## Record list
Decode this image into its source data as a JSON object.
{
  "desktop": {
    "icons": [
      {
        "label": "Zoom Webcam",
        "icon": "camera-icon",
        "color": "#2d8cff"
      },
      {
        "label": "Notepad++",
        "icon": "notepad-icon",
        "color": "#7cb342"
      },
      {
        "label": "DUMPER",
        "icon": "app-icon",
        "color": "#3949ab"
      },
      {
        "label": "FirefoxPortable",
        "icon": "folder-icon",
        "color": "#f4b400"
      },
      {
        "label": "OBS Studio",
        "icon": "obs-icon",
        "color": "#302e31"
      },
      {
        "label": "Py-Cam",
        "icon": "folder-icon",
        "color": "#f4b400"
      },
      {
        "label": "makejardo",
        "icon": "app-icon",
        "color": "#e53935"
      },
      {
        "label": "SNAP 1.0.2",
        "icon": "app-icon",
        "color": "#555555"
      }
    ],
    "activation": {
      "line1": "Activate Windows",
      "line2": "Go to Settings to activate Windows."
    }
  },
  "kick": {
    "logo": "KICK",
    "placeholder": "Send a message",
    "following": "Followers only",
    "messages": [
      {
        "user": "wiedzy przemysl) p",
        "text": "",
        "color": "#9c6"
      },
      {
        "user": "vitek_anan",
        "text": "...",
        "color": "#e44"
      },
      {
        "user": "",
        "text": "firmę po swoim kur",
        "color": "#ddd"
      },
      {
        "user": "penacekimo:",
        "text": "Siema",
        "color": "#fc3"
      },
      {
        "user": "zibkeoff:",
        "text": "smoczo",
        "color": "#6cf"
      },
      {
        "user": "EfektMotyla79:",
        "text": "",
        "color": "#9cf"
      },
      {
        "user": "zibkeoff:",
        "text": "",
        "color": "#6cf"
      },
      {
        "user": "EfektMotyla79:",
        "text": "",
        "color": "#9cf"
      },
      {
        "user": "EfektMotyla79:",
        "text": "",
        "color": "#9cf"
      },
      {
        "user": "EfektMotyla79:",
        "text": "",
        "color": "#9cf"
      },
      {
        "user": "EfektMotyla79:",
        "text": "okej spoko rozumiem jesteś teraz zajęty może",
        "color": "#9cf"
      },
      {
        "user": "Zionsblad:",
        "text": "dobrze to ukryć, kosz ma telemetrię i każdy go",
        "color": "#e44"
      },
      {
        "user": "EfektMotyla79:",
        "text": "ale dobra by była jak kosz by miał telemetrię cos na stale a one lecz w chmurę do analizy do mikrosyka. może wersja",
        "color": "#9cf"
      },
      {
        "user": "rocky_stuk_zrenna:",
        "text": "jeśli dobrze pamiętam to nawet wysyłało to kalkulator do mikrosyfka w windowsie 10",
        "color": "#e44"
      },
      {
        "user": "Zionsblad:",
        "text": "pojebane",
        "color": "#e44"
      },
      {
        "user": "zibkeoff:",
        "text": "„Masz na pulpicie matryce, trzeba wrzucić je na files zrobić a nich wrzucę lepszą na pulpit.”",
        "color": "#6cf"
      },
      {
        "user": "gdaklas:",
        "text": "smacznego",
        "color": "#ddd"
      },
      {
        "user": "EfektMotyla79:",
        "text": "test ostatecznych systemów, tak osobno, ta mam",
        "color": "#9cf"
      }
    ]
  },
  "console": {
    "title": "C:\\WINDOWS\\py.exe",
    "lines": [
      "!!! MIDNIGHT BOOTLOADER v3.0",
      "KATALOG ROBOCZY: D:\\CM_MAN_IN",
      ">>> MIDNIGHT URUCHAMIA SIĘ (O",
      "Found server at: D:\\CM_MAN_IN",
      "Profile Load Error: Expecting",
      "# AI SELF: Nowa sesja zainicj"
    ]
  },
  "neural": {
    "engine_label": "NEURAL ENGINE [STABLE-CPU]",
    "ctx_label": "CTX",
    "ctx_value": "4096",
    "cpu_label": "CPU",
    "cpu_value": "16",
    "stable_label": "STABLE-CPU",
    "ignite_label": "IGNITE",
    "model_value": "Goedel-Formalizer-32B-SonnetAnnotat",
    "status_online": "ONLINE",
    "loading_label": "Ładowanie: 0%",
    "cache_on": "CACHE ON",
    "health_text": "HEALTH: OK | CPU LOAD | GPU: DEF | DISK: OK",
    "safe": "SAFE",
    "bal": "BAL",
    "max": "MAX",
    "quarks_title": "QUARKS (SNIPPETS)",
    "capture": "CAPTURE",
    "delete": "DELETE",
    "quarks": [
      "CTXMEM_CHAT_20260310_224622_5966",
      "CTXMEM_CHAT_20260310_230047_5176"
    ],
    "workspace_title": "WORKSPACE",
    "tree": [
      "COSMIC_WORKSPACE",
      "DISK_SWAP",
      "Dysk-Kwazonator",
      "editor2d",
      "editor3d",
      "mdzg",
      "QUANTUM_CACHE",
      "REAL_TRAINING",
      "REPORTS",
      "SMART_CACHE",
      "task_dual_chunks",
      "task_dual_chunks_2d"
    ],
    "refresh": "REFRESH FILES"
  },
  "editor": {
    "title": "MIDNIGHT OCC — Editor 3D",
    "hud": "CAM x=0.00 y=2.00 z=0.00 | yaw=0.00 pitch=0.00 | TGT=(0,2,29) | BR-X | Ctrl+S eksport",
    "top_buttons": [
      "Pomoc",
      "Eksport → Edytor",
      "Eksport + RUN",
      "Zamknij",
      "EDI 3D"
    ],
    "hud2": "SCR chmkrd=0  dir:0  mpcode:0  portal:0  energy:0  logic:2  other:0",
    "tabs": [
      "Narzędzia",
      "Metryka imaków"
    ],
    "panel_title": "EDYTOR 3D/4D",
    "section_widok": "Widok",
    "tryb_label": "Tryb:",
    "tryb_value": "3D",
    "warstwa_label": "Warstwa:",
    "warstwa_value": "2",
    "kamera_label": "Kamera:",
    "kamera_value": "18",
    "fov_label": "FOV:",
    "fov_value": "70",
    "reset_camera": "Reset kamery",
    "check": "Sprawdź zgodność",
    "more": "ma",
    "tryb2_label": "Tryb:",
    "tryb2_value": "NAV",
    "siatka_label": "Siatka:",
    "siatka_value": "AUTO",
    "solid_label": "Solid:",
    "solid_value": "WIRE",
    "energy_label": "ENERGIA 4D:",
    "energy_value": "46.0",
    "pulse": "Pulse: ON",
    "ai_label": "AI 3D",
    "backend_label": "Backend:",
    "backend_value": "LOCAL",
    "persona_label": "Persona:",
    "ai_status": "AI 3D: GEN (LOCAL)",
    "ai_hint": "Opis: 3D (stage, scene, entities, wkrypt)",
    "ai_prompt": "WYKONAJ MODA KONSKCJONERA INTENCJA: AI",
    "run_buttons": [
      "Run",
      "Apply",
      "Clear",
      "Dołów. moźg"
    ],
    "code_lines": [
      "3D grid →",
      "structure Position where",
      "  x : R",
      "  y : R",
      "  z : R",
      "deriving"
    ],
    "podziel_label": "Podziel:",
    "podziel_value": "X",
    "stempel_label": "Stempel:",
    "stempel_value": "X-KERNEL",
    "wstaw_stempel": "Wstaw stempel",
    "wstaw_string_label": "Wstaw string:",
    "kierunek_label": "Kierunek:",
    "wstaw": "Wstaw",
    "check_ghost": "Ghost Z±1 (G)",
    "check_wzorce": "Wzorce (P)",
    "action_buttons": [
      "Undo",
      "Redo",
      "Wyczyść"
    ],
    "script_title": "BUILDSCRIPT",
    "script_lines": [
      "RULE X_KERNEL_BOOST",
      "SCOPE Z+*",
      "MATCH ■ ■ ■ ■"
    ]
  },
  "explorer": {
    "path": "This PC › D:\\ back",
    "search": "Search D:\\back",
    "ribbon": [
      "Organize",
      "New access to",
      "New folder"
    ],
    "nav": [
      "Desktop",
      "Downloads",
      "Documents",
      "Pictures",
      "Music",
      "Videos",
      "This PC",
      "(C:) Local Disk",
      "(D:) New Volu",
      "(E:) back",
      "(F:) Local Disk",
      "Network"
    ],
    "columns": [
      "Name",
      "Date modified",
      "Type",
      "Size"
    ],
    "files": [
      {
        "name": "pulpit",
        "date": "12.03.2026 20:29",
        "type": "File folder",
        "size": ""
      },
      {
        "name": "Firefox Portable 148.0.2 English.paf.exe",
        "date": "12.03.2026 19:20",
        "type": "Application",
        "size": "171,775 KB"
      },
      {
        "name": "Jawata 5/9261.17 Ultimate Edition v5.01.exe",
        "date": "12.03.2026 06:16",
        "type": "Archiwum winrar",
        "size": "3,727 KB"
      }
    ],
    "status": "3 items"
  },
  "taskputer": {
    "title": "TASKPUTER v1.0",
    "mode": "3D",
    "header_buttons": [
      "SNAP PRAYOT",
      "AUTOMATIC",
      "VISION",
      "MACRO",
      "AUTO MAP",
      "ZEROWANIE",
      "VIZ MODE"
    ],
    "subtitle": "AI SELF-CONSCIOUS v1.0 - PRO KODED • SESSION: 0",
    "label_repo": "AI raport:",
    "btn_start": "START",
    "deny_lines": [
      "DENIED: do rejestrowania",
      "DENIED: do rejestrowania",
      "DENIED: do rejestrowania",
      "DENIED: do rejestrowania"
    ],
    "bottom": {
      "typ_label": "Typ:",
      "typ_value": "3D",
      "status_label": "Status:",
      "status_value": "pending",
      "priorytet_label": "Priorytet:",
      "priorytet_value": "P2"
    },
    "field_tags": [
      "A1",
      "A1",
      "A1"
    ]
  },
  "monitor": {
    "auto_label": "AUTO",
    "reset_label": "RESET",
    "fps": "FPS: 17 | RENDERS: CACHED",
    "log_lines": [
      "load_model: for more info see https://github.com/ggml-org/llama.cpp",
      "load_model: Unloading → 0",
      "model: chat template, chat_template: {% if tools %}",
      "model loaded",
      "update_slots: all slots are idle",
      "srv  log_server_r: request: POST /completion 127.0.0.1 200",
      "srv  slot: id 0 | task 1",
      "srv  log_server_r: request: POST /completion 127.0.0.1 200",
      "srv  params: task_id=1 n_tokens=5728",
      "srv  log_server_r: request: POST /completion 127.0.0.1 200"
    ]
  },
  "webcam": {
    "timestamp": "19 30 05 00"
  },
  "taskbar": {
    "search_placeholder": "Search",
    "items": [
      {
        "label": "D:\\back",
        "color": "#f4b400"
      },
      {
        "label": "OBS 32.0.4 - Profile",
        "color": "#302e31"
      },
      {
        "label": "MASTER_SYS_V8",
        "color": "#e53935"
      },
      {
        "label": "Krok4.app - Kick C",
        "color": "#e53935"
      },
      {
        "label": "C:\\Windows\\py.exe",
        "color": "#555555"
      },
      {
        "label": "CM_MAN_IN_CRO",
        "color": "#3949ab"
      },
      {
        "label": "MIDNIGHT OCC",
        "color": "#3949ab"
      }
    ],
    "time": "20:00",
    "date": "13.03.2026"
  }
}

## Aim
Among the entries, how many lines contain the string "telemetrię"? Give the number without anything else.

## Expected answer
2